---- RECORDS SHOWN

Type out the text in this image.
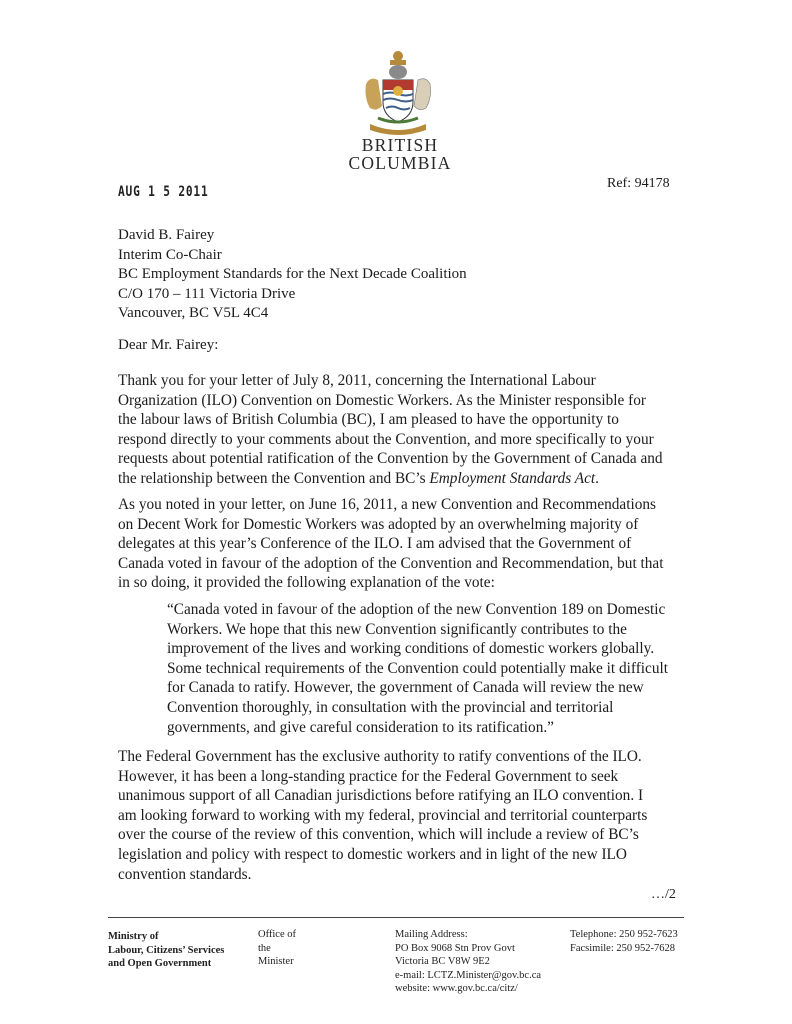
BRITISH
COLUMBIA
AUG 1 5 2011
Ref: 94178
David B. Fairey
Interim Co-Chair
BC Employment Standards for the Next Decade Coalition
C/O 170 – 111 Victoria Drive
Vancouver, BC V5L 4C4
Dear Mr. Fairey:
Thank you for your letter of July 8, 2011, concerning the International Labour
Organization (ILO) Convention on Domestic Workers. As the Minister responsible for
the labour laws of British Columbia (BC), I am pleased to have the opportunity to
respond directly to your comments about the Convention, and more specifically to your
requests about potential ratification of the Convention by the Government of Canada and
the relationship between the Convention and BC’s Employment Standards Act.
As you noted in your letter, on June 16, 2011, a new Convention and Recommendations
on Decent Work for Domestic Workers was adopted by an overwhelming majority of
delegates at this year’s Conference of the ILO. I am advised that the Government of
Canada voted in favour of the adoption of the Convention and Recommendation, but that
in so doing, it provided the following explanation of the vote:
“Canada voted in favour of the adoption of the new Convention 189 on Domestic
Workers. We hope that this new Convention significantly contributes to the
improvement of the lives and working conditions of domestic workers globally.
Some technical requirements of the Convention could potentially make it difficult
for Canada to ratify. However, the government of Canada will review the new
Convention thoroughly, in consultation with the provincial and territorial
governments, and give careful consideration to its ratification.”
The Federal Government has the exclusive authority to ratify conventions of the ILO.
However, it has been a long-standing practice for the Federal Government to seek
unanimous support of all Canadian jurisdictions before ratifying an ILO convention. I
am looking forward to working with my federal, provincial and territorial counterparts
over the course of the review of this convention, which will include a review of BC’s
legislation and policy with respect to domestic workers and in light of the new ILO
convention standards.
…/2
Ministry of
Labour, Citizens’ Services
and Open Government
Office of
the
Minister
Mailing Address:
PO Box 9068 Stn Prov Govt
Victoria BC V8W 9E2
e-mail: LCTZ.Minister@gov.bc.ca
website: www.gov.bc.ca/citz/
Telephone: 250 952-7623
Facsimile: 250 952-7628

--------

The lines above form a set of records; determine how many of them contain the string "about" and give that number alone.

> **WRITTEN ANSWER**: 2